• **Data supplied**
+---+

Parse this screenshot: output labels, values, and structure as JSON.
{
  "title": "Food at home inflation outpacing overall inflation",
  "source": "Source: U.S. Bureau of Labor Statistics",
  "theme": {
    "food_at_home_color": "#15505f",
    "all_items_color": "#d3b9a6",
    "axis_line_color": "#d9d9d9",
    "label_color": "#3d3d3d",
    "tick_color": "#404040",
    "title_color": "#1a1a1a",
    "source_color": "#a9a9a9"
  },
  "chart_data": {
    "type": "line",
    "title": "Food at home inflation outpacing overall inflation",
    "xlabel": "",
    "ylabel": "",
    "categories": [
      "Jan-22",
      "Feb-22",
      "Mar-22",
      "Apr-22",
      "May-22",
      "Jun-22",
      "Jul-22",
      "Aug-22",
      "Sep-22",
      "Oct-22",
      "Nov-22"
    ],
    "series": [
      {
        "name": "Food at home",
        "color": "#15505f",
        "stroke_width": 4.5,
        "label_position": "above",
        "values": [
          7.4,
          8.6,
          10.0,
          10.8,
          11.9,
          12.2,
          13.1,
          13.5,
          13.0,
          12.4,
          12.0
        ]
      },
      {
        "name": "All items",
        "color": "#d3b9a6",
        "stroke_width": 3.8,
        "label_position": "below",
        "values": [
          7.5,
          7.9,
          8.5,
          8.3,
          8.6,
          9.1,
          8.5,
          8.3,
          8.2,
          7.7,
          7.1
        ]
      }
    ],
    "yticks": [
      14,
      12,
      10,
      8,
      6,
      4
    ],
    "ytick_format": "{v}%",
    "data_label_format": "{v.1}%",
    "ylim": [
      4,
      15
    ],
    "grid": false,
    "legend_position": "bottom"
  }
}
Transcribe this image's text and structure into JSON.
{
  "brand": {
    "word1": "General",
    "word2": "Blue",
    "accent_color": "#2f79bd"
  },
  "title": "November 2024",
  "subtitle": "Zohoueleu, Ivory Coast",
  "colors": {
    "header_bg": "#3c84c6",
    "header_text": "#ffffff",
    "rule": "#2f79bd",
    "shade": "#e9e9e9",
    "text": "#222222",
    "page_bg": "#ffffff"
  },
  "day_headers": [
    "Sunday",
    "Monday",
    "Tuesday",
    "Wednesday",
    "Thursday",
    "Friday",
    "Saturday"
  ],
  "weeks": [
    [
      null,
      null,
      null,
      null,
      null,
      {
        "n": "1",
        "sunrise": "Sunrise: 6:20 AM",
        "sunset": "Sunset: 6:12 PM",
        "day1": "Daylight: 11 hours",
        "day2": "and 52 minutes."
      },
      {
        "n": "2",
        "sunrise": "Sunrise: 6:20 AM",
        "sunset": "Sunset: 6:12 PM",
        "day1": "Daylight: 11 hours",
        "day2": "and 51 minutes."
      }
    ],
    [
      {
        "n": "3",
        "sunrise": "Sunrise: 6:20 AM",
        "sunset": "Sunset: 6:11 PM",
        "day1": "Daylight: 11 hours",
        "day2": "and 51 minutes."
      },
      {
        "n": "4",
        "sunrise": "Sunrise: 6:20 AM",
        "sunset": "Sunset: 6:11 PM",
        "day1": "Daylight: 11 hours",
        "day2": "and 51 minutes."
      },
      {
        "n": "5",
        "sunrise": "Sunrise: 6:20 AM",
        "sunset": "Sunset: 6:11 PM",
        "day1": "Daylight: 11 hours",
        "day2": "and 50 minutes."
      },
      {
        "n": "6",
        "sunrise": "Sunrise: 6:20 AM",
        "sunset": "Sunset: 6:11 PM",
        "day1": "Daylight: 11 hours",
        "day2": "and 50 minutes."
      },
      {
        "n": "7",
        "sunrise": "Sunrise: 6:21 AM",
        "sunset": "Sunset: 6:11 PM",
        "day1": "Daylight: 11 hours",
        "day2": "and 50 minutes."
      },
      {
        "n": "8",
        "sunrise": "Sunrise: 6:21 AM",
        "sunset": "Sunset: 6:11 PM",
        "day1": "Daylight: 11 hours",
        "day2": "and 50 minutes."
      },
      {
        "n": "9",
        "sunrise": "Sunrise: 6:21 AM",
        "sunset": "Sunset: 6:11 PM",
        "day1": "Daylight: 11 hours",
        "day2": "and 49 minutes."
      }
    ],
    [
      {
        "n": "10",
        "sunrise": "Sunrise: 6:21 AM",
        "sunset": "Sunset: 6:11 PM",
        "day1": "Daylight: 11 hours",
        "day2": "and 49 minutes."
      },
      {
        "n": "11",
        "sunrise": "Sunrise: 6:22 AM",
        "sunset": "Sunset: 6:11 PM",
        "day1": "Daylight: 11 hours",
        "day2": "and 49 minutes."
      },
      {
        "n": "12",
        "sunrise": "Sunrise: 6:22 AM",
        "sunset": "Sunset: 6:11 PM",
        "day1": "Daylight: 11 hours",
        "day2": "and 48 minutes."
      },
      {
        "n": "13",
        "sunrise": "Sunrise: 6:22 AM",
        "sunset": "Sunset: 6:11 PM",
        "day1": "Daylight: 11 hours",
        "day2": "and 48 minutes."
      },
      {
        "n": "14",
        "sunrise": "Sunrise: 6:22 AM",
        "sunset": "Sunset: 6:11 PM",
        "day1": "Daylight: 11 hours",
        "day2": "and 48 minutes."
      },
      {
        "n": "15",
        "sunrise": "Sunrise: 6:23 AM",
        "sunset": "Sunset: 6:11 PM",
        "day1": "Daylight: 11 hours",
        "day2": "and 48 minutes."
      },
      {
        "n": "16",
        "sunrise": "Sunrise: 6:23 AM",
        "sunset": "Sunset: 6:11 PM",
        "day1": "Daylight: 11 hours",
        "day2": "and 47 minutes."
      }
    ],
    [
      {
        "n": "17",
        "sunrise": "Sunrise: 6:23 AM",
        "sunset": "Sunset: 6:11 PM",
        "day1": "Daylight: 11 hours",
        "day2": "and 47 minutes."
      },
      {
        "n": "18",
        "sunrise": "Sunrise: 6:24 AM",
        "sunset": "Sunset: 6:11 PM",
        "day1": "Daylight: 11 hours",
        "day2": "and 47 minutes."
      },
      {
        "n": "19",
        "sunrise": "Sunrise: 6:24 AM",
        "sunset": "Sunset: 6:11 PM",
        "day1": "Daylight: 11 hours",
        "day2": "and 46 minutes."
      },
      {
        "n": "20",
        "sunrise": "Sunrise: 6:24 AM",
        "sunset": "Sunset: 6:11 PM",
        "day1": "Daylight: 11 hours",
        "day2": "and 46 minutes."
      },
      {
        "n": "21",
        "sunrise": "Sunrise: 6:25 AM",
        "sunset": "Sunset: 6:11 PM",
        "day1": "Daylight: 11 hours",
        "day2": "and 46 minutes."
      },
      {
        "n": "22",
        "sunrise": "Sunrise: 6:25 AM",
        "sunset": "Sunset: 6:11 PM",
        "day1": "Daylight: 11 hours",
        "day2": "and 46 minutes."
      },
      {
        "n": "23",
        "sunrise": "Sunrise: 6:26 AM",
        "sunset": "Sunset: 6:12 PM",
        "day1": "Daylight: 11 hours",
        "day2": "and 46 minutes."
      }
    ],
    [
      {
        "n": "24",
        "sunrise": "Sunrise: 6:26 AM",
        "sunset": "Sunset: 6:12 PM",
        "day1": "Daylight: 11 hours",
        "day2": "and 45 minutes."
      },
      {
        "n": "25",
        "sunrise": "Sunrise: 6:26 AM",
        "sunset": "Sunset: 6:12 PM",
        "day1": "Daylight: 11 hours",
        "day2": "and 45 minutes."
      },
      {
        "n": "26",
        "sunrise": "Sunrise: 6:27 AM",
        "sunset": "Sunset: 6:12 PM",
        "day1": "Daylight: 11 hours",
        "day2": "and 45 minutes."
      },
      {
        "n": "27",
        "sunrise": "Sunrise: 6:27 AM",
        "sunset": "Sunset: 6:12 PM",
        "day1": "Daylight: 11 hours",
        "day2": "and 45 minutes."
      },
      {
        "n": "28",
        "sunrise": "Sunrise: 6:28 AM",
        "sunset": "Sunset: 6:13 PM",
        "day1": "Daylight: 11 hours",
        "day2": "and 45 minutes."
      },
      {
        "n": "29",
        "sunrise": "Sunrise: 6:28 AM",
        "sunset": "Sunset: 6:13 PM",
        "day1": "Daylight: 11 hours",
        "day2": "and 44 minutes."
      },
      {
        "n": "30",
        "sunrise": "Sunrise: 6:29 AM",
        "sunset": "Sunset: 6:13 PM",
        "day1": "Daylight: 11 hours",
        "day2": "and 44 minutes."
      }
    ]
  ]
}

+---+

• **Written request**
Check each line of the records above for "JSON", and copy those that have it.

• **Output for this task**
Parse this screenshot: output labels, values, and structure as JSON.
Transcribe this image's text and structure into JSON.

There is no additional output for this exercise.